Please put the records from the line containing "List all visible" up to and including the line containing "table-row <box>130 1313 951 1342</box>" into a numbered list, leaving out any blank lines.

============

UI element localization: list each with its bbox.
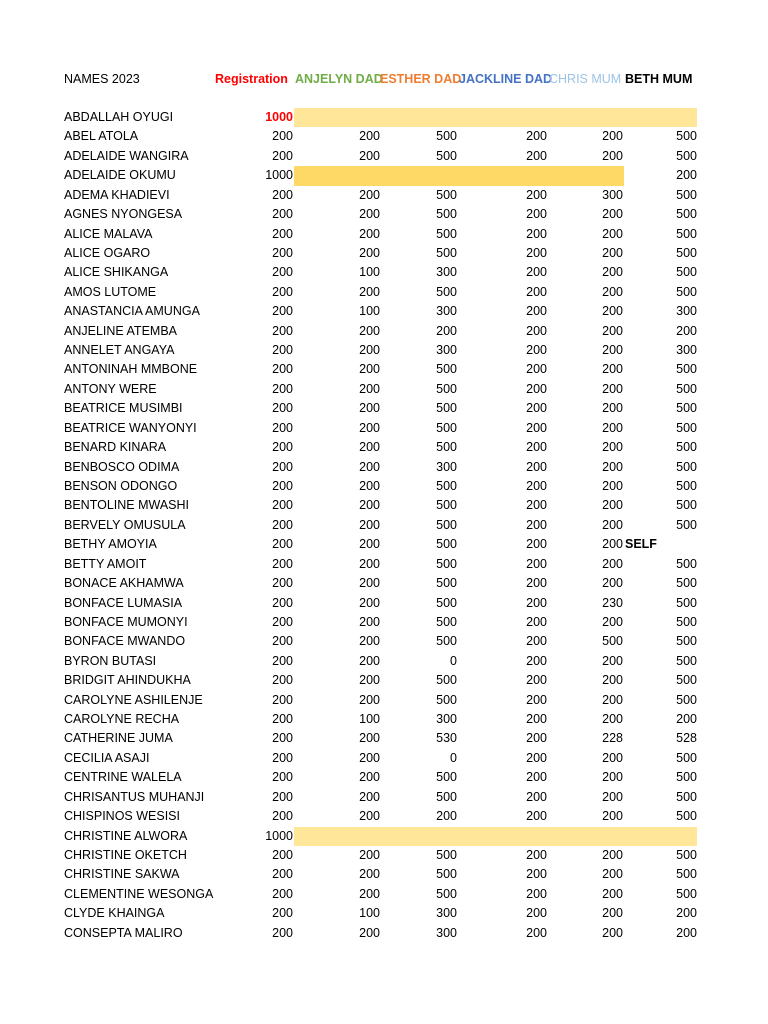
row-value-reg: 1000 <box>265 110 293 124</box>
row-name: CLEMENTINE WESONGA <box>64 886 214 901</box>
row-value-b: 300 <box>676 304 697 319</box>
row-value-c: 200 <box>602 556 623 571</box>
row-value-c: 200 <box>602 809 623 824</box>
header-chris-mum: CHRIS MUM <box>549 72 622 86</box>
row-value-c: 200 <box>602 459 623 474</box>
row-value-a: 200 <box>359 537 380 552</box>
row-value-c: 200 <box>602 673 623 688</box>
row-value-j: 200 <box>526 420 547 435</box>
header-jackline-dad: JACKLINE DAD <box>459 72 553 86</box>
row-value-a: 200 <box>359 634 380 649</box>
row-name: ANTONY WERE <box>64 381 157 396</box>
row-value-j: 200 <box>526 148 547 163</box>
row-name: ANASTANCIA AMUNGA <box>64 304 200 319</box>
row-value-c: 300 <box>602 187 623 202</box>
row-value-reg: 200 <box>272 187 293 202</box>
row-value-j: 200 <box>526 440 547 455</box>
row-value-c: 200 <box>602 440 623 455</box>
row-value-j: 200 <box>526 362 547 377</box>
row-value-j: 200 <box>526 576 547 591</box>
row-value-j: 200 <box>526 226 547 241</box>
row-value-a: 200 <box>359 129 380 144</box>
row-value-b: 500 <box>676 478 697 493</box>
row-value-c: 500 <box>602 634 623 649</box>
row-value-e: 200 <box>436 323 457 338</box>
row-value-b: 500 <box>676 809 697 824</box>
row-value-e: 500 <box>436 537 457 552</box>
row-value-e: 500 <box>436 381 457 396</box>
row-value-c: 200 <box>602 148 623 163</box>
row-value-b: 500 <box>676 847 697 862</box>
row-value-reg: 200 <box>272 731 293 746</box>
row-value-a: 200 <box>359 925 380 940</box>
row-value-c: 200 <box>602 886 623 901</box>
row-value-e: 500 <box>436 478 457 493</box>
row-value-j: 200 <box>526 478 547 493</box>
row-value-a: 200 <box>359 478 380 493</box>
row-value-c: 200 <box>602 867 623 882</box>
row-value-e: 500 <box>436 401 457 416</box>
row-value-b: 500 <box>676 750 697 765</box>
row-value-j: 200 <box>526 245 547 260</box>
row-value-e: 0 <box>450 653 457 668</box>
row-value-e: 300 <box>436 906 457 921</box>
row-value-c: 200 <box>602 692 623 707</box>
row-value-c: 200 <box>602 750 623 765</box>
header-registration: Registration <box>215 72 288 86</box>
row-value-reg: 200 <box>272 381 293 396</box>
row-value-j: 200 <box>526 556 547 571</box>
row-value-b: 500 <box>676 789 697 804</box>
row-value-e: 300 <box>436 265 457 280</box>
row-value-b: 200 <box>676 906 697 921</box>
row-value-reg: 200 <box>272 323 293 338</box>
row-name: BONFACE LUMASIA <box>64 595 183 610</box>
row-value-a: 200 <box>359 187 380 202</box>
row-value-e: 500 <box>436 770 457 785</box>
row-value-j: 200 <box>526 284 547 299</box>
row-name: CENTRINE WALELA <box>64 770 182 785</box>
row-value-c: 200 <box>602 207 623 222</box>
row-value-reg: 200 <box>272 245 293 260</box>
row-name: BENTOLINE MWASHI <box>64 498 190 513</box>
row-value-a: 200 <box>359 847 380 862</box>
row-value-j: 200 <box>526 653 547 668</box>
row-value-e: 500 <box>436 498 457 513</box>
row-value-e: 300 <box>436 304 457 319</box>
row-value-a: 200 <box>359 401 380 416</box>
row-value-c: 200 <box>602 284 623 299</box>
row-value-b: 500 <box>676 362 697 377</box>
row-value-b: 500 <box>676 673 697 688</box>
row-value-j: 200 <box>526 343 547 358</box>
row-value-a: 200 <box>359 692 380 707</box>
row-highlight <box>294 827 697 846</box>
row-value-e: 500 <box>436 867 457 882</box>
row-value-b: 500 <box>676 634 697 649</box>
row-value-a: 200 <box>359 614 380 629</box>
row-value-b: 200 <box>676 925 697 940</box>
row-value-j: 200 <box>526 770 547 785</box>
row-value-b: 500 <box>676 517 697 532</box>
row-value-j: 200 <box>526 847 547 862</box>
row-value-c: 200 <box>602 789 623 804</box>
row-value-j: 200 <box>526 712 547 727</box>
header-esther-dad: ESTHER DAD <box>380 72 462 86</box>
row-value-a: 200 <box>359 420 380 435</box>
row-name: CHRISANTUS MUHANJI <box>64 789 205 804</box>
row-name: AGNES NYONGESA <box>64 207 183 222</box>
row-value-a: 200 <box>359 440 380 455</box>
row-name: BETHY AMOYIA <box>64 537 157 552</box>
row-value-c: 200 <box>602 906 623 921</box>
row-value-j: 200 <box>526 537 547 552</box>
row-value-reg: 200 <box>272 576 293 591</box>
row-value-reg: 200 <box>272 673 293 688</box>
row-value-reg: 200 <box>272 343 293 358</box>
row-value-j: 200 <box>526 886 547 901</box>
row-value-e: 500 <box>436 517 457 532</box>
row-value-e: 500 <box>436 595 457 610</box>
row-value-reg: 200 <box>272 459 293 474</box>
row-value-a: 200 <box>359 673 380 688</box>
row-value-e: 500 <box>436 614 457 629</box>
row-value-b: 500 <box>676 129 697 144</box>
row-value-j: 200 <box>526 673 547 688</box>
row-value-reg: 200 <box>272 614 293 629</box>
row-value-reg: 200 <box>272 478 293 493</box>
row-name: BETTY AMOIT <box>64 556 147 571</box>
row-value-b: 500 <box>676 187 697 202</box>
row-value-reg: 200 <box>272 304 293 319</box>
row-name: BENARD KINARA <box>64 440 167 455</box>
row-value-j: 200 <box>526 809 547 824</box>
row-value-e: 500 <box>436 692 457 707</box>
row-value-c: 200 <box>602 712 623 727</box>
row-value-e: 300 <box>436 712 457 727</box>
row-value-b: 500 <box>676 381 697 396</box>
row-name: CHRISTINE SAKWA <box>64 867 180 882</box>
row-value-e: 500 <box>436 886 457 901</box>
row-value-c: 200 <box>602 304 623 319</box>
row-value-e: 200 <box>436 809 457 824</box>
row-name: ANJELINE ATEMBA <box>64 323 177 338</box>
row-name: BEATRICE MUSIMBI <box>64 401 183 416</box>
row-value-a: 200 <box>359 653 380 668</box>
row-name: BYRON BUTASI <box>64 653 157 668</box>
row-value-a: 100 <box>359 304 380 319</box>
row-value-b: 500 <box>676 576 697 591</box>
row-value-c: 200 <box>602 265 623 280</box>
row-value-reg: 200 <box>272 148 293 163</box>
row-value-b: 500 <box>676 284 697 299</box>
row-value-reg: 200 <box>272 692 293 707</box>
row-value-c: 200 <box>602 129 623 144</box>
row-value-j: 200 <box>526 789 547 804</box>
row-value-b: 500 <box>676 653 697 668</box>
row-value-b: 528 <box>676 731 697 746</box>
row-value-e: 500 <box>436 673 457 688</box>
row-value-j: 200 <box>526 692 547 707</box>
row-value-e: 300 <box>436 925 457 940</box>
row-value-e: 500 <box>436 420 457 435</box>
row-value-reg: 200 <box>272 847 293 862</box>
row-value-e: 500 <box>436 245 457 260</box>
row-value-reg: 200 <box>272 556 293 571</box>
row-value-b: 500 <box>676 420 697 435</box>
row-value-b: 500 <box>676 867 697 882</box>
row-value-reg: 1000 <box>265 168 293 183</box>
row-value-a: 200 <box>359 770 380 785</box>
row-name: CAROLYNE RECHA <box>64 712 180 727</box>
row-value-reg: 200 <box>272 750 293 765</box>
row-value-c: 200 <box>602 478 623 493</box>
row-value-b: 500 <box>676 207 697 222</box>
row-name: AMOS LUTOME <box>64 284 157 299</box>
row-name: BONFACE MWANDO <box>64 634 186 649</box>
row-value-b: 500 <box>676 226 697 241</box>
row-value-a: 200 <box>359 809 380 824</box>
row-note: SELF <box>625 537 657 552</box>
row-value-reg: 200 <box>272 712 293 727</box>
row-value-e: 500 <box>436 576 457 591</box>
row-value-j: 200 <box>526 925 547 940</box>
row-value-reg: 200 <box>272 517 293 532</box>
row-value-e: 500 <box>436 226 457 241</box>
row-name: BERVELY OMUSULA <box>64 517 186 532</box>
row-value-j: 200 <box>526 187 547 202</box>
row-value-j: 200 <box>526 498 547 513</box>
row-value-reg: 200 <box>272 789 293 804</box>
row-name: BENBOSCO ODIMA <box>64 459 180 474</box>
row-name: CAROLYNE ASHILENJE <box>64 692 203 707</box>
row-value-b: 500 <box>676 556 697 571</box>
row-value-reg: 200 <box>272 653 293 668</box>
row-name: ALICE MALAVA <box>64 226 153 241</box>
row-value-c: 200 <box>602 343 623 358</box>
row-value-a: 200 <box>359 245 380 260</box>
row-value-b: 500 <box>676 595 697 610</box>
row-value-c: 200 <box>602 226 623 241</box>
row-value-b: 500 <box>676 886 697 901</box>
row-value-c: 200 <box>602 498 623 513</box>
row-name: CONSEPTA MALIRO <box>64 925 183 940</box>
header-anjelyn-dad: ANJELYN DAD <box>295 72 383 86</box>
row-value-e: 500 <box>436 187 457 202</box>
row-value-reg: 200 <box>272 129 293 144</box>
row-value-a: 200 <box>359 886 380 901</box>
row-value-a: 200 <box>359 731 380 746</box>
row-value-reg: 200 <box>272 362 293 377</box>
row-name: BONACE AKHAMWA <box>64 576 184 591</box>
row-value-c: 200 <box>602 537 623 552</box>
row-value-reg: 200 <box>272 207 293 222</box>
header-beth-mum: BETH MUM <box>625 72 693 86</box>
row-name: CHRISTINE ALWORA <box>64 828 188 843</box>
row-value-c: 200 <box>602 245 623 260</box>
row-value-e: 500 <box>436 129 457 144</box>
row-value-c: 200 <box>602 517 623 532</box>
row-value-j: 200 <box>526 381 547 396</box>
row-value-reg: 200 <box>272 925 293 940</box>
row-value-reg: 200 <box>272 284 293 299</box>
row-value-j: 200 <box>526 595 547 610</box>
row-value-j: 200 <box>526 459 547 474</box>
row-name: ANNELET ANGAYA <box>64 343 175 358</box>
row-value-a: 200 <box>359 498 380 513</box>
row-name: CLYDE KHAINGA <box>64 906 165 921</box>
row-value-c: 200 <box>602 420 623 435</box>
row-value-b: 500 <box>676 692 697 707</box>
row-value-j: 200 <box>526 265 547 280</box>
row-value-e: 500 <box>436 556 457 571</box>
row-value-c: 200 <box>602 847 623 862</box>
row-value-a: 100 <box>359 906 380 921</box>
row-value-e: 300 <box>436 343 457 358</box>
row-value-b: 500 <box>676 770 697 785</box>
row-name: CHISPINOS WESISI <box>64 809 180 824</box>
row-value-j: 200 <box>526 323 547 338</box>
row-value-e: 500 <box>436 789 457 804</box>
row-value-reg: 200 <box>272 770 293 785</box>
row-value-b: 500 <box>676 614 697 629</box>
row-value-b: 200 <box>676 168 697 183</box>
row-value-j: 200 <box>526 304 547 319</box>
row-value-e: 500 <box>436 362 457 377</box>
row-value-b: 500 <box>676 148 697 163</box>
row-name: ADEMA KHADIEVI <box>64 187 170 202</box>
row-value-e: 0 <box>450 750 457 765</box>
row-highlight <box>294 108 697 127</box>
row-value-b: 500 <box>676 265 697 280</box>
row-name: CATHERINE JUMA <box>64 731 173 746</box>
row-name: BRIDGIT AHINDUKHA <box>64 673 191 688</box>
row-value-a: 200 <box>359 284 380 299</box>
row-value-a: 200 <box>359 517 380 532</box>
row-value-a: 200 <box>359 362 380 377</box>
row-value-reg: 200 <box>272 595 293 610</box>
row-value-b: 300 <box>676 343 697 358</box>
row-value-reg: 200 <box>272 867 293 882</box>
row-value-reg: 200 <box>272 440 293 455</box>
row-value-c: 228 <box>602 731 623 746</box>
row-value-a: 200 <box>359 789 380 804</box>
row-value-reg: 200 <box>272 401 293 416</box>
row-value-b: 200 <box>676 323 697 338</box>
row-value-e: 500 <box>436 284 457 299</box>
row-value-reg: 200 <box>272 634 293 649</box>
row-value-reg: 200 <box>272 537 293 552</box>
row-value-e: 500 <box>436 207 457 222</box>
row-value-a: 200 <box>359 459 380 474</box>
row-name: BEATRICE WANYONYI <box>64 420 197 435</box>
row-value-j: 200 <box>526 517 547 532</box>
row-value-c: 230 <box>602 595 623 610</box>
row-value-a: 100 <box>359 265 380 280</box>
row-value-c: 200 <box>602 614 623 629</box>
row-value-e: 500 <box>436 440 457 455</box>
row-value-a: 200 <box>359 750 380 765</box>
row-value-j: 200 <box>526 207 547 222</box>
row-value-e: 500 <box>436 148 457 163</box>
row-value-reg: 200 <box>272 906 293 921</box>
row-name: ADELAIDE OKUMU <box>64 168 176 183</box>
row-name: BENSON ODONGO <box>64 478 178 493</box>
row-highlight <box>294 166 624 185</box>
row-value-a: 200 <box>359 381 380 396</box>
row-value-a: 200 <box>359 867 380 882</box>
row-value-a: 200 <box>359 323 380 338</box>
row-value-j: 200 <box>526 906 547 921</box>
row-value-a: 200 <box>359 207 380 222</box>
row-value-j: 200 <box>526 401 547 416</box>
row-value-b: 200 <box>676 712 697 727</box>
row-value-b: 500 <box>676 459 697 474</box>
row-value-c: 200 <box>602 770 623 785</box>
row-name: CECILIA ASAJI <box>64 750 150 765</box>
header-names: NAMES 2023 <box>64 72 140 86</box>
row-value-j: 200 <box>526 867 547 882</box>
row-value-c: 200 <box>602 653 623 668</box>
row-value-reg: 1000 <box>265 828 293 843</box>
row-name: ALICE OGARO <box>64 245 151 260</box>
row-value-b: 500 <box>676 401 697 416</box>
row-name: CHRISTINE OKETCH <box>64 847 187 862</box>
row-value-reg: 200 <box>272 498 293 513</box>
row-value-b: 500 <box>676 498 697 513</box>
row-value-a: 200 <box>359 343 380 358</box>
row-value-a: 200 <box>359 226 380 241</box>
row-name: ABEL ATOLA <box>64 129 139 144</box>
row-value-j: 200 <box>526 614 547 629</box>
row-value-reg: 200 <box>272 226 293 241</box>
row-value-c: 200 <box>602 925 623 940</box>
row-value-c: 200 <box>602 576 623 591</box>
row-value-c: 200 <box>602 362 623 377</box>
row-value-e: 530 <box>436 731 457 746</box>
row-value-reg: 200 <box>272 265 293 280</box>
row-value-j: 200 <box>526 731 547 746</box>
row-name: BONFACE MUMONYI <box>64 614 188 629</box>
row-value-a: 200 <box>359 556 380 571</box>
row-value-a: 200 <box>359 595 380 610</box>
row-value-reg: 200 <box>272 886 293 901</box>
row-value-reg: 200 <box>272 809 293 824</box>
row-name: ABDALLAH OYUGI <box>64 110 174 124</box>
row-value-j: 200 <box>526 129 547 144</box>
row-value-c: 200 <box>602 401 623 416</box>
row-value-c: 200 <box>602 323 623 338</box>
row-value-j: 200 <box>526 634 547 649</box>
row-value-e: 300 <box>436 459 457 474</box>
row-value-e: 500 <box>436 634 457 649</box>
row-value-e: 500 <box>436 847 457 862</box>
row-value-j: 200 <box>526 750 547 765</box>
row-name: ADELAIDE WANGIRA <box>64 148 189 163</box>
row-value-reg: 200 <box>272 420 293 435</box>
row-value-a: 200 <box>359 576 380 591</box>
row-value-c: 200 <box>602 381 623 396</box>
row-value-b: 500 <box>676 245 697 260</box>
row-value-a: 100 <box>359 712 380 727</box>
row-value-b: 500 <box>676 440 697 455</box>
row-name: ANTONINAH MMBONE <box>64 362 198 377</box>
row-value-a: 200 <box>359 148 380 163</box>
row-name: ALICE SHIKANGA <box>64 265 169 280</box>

============

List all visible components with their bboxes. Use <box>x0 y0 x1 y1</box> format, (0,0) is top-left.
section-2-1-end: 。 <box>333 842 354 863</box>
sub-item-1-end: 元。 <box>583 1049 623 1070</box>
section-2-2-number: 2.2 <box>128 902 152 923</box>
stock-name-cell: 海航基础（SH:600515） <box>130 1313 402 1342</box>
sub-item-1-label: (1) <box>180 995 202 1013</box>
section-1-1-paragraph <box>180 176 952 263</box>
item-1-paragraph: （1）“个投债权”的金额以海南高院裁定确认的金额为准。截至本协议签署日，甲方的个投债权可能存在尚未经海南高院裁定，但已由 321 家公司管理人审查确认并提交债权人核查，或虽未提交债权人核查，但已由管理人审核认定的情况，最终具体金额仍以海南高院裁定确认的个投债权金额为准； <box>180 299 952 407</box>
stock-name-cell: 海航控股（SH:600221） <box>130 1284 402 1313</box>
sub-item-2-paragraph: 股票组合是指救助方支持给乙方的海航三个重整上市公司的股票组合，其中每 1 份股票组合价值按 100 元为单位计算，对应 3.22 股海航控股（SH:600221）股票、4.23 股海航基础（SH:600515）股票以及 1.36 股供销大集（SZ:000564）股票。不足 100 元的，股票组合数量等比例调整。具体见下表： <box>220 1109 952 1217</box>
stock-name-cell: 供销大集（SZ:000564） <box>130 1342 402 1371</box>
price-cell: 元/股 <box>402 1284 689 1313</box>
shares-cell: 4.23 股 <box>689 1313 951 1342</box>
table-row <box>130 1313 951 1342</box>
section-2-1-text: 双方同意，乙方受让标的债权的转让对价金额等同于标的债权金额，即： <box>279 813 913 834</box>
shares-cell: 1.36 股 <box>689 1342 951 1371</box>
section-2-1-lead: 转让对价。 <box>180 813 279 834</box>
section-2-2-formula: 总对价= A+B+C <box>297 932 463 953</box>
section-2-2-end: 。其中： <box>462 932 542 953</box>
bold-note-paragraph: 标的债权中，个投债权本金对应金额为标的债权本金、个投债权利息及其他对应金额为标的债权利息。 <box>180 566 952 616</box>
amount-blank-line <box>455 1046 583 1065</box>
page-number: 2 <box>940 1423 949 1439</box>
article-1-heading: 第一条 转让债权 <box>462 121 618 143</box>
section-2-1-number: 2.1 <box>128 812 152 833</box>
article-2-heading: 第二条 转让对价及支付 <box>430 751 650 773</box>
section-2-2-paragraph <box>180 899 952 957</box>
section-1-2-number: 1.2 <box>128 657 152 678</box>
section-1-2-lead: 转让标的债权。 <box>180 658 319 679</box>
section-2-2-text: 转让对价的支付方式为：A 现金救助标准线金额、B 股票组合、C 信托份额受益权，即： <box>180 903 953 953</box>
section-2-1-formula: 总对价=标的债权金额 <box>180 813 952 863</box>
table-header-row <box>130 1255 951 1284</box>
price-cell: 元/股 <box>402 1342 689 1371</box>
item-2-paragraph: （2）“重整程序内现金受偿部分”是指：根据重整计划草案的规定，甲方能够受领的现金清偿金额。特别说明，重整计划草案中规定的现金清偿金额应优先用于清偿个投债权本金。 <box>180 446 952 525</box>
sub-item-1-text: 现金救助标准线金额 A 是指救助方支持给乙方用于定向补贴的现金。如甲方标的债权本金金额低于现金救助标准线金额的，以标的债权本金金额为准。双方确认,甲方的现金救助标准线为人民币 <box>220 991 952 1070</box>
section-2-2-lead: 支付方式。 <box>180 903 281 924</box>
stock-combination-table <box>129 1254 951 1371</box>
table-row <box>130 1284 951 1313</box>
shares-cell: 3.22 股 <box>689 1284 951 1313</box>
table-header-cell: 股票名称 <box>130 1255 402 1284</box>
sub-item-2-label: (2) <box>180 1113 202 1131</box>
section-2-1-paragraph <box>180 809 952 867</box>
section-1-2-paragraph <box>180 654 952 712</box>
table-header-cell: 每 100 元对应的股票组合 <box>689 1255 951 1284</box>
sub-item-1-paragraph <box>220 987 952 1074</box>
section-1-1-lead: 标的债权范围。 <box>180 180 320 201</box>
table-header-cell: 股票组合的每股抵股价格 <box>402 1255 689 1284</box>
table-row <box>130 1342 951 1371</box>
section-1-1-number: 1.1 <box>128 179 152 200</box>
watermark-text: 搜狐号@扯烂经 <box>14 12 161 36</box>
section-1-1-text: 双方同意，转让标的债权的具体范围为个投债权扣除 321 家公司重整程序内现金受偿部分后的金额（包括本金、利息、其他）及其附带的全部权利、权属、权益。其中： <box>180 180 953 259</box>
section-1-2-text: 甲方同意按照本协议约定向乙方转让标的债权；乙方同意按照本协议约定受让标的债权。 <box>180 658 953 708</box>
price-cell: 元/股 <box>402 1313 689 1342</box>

============

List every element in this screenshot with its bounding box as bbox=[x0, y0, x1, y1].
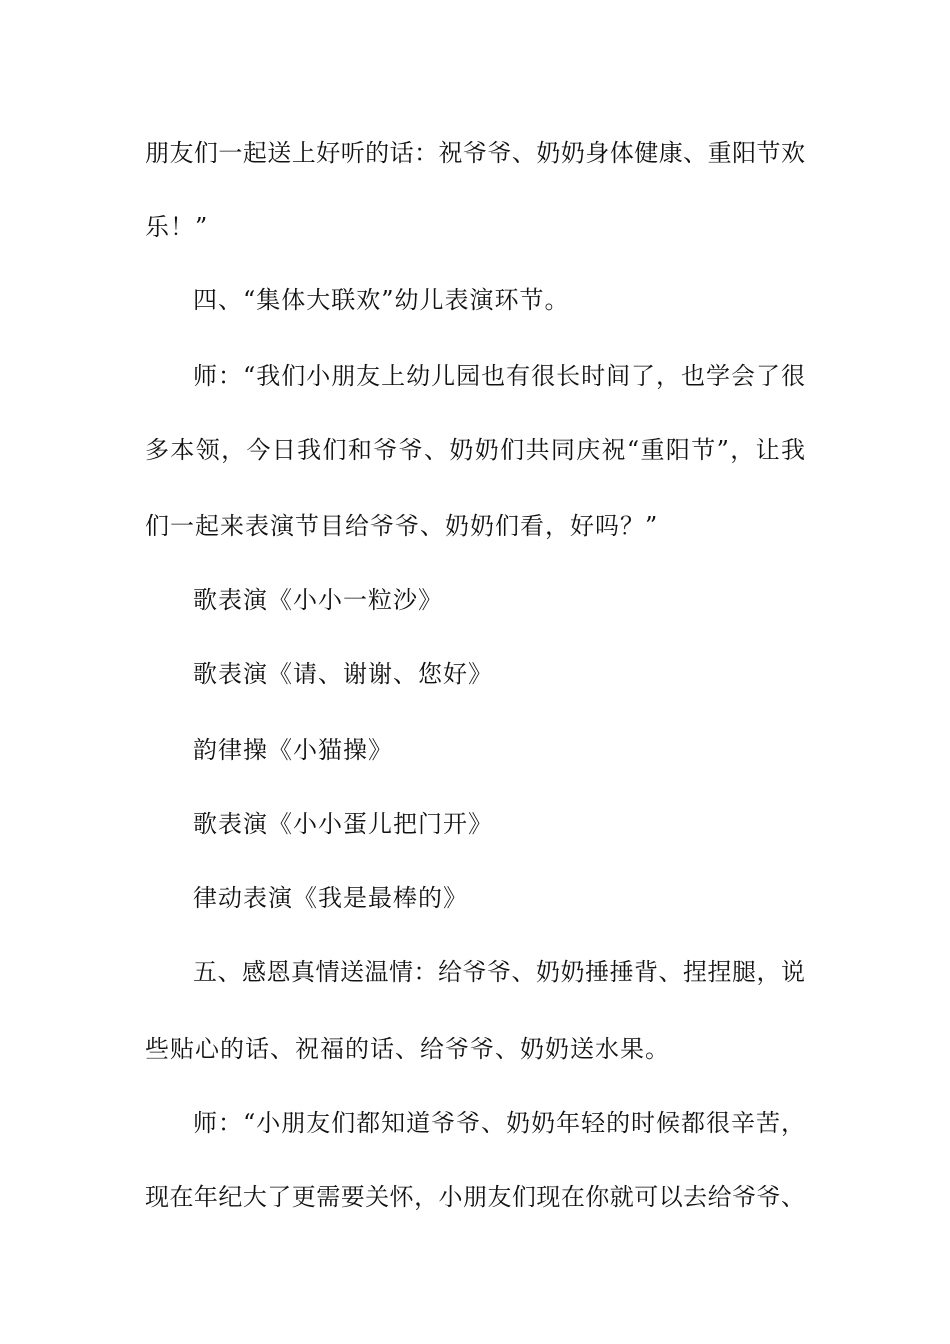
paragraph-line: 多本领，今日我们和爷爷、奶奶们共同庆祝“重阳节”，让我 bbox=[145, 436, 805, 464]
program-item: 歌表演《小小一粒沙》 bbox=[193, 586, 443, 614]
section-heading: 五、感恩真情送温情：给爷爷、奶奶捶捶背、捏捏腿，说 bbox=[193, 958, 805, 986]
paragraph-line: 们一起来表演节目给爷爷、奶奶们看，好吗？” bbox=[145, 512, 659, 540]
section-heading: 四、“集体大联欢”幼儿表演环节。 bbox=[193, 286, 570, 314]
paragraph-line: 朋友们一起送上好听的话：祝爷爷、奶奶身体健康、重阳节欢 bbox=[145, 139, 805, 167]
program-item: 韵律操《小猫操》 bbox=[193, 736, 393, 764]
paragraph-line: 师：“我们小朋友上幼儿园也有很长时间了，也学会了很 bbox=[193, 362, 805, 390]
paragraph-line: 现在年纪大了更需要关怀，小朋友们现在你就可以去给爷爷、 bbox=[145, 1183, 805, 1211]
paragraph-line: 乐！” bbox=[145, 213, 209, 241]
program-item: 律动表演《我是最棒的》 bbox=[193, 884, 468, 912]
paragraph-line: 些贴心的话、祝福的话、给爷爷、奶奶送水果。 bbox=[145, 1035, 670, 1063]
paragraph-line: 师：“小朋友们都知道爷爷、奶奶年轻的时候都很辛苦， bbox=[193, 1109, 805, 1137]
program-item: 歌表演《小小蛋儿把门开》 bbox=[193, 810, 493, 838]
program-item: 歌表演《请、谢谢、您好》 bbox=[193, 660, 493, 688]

============

**Worked answer:**
1. List all visible components with their bboxes. Use <box>x0 y0 x1 y1</box> format, (0,0) is top-left.
2. section-2-1-end: 。 <box>333 842 354 863</box>
3. sub-item-1-end: 元。 <box>583 1049 623 1070</box>
4. section-2-2-number: 2.2 <box>128 902 152 923</box>
5. stock-name-cell: 海航基础（SH:600515） <box>130 1313 402 1342</box>
6. sub-item-1-label: (1) <box>180 995 202 1013</box>
7. section-1-1-paragraph <box>180 176 952 263</box>
8. item-1-paragraph: （1）“个投债权”的金额以海南高院裁定确认的金额为准。截至本协议签署日，甲方的个投债权可能存在尚未经海南高院裁定，但已由 321 家公司管理人审查确认并提交债权人核查，或虽未提交债权人核查，但已由管理人审核认定的情况，最终具体金额仍以海南高院裁定确认的个投债权金额为准； <box>180 299 952 407</box>
9. stock-name-cell: 海航控股（SH:600221） <box>130 1284 402 1313</box>
10. sub-item-2-paragraph: 股票组合是指救助方支持给乙方的海航三个重整上市公司的股票组合，其中每 1 份股票组合价值按 100 元为单位计算，对应 3.22 股海航控股（SH:600221）股票、4.23 股海航基础（SH:600515）股票以及 1.36 股供销大集（SZ:000564）股票。不足 100 元的，股票组合数量等比例调整。具体见下表： <box>220 1109 952 1217</box>
11. stock-name-cell: 供销大集（SZ:000564） <box>130 1342 402 1371</box>
12. price-cell: 元/股 <box>402 1284 689 1313</box>
13. shares-cell: 4.23 股 <box>689 1313 951 1342</box>
14. table-row <box>130 1313 951 1342</box>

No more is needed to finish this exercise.